>>>

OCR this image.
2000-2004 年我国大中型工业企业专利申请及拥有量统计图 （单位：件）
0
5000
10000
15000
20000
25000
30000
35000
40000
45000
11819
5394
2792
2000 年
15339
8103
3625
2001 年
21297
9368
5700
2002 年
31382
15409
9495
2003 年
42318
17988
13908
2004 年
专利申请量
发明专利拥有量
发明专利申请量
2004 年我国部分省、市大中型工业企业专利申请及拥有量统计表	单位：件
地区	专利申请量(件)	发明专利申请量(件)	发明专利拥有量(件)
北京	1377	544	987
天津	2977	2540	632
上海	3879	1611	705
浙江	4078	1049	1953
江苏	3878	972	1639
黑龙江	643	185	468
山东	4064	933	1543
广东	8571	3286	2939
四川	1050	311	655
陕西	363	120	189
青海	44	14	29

<<<

> _YOUR TASK_
Output the entries exactly.

> _EXERCISE SOLUTION_
OCR this image.
2000-2004 年我国大中型工业企业专利申请及拥有量统计图 （单位：件）
0
5000
10000
15000
20000
25000
30000
35000
40000
45000
11819
5394
2792
2000 年
15339
8103
3625
2001 年
21297
9368
5700
2002 年
31382
15409
9495
2003 年
42318
17988
13908
2004 年
专利申请量
发明专利拥有量
发明专利申请量
2004 年我国部分省、市大中型工业企业专利申请及拥有量统计表	单位：件
地区	专利申请量(件)	发明专利申请量(件)	发明专利拥有量(件)
北京	1377	544	987
天津	2977	2540	632
上海	3879	1611	705
浙江	4078	1049	1953
江苏	3878	972	1639
黑龙江	643	185	468
山东	4064	933	1543
广东	8571	3286	2939
四川	1050	311	655
陕西	363	120	189
青海	44	14	29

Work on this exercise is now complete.